* Task details: What follows is a set of records, each of which is to be written out exactly.

* Data records:
'''

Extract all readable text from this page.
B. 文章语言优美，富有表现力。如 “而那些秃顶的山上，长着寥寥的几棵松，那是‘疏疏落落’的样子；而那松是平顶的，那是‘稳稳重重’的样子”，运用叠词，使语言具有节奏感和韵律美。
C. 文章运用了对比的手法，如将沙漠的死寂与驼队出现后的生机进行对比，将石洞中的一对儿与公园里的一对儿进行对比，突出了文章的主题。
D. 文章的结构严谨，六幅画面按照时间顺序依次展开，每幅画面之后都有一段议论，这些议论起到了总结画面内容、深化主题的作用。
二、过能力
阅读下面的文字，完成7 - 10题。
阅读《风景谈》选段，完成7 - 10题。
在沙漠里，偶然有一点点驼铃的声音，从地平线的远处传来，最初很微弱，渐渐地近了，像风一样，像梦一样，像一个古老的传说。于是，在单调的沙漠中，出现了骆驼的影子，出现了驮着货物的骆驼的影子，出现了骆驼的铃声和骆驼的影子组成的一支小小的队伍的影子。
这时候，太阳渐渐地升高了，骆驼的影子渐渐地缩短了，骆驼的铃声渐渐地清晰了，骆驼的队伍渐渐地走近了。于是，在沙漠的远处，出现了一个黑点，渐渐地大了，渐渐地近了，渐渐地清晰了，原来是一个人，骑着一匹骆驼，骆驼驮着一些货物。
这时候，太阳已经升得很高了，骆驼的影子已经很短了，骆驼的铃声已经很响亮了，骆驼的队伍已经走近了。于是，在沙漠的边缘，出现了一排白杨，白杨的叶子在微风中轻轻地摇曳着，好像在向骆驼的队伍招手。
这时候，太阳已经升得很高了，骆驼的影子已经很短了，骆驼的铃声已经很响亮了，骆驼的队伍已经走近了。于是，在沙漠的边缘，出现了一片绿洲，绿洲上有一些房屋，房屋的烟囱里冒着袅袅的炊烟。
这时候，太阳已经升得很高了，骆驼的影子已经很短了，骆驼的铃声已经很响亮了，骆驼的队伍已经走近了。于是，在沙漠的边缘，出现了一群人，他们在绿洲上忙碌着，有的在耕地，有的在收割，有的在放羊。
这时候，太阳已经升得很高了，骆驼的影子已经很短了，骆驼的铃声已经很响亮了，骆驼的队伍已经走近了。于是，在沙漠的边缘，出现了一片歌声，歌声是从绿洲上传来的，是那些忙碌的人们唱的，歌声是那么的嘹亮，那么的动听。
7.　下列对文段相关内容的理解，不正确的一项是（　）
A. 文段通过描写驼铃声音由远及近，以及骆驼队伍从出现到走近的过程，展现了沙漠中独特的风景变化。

'''

* Exercise solution:
Extract all readable text from this page.
B. 文章语言优美，富有表现力。如 “而那些秃顶的山上，长着寥寥的几棵松，那是‘疏疏落落’的样子；而那松是平顶的，那是‘稳稳重重’的样子”，运用叠词，使语言具有节奏感和韵律美。
C. 文章运用了对比的手法，如将沙漠的死寂与驼队出现后的生机进行对比，将石洞中的一对儿与公园里的一对儿进行对比，突出了文章的主题。
D. 文章的结构严谨，六幅画面按照时间顺序依次展开，每幅画面之后都有一段议论，这些议论起到了总结画面内容、深化主题的作用。
二、过能力
阅读下面的文字，完成7 - 10题。
阅读《风景谈》选段，完成7 - 10题。
在沙漠里，偶然有一点点驼铃的声音，从地平线的远处传来，最初很微弱，渐渐地近了，像风一样，像梦一样，像一个古老的传说。于是，在单调的沙漠中，出现了骆驼的影子，出现了驮着货物的骆驼的影子，出现了骆驼的铃声和骆驼的影子组成的一支小小的队伍的影子。
这时候，太阳渐渐地升高了，骆驼的影子渐渐地缩短了，骆驼的铃声渐渐地清晰了，骆驼的队伍渐渐地走近了。于是，在沙漠的远处，出现了一个黑点，渐渐地大了，渐渐地近了，渐渐地清晰了，原来是一个人，骑着一匹骆驼，骆驼驮着一些货物。
这时候，太阳已经升得很高了，骆驼的影子已经很短了，骆驼的铃声已经很响亮了，骆驼的队伍已经走近了。于是，在沙漠的边缘，出现了一排白杨，白杨的叶子在微风中轻轻地摇曳着，好像在向骆驼的队伍招手。
这时候，太阳已经升得很高了，骆驼的影子已经很短了，骆驼的铃声已经很响亮了，骆驼的队伍已经走近了。于是，在沙漠的边缘，出现了一片绿洲，绿洲上有一些房屋，房屋的烟囱里冒着袅袅的炊烟。
这时候，太阳已经升得很高了，骆驼的影子已经很短了，骆驼的铃声已经很响亮了，骆驼的队伍已经走近了。于是，在沙漠的边缘，出现了一群人，他们在绿洲上忙碌着，有的在耕地，有的在收割，有的在放羊。
这时候，太阳已经升得很高了，骆驼的影子已经很短了，骆驼的铃声已经很响亮了，骆驼的队伍已经走近了。于是，在沙漠的边缘，出现了一片歌声，歌声是从绿洲上传来的，是那些忙碌的人们唱的，歌声是那么的嘹亮，那么的动听。
7.　下列对文段相关内容的理解，不正确的一项是（　）
A. 文段通过描写驼铃声音由远及近，以及骆驼队伍从出现到走近的过程，展现了沙漠中独特的风景变化。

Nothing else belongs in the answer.